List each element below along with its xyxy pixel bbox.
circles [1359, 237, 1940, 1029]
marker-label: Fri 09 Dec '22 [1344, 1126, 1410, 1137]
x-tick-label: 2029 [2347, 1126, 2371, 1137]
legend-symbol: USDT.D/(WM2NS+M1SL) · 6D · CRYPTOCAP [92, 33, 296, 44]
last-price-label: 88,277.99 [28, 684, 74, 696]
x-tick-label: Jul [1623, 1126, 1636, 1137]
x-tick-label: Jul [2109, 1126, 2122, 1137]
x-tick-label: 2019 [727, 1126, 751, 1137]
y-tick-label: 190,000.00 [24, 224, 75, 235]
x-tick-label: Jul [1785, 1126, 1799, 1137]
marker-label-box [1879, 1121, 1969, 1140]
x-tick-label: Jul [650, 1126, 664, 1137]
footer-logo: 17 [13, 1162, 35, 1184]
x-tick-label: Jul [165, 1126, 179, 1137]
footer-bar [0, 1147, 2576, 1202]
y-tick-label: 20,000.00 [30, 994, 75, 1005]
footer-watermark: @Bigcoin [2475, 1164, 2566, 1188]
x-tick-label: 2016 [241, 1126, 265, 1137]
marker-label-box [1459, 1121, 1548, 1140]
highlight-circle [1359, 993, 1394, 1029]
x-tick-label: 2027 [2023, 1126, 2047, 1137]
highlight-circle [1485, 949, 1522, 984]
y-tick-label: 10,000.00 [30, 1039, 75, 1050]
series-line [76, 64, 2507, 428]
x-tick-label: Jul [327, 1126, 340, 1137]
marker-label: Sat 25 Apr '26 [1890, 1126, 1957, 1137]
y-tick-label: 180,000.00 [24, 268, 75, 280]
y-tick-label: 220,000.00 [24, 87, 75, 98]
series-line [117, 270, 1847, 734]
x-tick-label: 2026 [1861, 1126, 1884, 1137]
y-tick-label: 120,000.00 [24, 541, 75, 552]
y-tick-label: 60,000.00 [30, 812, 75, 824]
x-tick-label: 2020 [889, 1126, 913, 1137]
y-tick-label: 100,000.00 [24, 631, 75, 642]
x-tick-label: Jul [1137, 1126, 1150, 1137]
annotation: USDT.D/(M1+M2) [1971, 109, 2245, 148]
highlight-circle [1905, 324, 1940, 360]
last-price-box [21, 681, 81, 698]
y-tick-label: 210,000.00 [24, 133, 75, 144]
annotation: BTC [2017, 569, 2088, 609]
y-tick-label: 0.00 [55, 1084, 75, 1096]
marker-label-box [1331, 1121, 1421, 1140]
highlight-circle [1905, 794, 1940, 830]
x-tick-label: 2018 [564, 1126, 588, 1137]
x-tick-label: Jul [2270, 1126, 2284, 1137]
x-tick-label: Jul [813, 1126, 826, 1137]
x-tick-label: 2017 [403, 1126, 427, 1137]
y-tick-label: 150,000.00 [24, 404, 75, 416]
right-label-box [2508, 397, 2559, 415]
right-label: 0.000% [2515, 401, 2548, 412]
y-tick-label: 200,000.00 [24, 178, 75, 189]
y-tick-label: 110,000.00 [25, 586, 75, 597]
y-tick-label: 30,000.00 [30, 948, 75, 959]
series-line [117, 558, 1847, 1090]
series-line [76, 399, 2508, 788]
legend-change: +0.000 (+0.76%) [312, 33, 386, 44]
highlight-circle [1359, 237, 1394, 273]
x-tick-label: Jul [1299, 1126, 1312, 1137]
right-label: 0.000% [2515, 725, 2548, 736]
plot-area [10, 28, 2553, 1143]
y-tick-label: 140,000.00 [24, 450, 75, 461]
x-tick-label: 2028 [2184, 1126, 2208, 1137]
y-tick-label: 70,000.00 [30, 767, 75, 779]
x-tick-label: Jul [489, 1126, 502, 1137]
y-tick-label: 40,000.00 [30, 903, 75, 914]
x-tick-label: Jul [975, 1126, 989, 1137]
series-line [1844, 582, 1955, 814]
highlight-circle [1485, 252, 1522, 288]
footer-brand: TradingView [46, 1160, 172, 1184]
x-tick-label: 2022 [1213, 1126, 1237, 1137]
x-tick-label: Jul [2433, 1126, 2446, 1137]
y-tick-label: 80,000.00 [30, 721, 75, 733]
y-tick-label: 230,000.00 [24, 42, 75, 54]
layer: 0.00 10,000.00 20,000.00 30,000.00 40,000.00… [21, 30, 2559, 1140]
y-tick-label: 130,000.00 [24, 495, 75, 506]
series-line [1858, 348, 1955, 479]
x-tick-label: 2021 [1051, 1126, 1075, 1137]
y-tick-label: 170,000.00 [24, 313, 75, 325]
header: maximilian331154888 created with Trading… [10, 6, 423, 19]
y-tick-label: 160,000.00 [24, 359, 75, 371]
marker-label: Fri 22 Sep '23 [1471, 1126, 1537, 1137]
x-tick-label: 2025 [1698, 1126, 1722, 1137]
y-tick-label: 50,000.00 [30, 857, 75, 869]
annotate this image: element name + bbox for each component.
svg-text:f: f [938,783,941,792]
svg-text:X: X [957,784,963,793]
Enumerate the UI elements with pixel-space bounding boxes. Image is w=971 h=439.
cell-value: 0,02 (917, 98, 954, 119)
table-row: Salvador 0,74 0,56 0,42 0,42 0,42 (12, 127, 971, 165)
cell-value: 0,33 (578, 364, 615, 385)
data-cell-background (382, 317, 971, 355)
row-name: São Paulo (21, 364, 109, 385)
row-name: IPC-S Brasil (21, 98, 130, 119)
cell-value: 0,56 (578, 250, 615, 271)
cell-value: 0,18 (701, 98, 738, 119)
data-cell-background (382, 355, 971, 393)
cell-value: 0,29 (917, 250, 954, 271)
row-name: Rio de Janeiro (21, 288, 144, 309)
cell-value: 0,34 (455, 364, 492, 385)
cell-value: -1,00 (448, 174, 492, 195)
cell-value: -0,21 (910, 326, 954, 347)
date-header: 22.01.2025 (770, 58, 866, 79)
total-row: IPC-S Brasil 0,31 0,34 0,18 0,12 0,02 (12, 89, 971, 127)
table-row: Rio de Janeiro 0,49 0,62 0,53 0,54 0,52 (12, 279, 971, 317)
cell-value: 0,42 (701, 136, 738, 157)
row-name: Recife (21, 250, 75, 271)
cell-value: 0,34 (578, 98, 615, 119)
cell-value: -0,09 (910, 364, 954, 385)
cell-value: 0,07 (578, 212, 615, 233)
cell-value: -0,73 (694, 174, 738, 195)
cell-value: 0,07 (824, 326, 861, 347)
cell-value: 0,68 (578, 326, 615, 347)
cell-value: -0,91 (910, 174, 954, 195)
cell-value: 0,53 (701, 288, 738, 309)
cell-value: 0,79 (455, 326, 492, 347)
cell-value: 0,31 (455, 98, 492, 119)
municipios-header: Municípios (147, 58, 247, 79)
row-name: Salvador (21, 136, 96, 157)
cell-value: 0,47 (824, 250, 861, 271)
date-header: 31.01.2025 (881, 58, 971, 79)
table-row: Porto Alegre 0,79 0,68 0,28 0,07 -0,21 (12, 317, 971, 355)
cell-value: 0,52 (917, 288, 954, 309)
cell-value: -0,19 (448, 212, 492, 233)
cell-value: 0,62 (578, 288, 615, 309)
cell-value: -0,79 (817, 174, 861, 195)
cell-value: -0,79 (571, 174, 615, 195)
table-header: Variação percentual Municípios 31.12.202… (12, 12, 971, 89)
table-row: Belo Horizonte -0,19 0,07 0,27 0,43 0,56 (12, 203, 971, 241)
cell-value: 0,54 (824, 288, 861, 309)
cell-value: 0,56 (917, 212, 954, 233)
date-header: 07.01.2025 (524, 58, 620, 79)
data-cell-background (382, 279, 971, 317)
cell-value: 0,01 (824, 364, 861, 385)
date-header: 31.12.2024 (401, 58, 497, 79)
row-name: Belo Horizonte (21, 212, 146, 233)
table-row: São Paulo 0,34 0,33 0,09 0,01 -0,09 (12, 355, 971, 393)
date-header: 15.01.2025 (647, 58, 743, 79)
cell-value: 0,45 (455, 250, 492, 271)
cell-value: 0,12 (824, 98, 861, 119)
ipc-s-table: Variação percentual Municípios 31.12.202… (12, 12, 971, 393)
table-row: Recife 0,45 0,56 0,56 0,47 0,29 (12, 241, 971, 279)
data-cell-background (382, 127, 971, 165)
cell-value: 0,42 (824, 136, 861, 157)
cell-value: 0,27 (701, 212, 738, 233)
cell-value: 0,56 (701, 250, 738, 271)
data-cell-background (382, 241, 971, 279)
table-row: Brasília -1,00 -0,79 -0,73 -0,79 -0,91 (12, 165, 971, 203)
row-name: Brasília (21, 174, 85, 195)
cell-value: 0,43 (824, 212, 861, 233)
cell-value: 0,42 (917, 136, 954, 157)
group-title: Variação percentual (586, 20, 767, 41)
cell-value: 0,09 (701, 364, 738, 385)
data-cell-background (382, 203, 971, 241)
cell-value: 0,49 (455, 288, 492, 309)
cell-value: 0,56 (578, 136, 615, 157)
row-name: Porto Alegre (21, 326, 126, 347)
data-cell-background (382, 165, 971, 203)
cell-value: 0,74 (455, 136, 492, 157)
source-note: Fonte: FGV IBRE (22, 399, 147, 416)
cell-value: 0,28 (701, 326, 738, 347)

WORK TO DO: Pick out every line in the material above that contains the word "date", and copy each one in full.

EXERCISE OUTPUT:
date-header: 22.01.2025 (770, 58, 866, 79)
date-header: 31.01.2025 (881, 58, 971, 79)
date-header: 07.01.2025 (524, 58, 620, 79)
date-header: 31.12.2024 (401, 58, 497, 79)
date-header: 15.01.2025 (647, 58, 743, 79)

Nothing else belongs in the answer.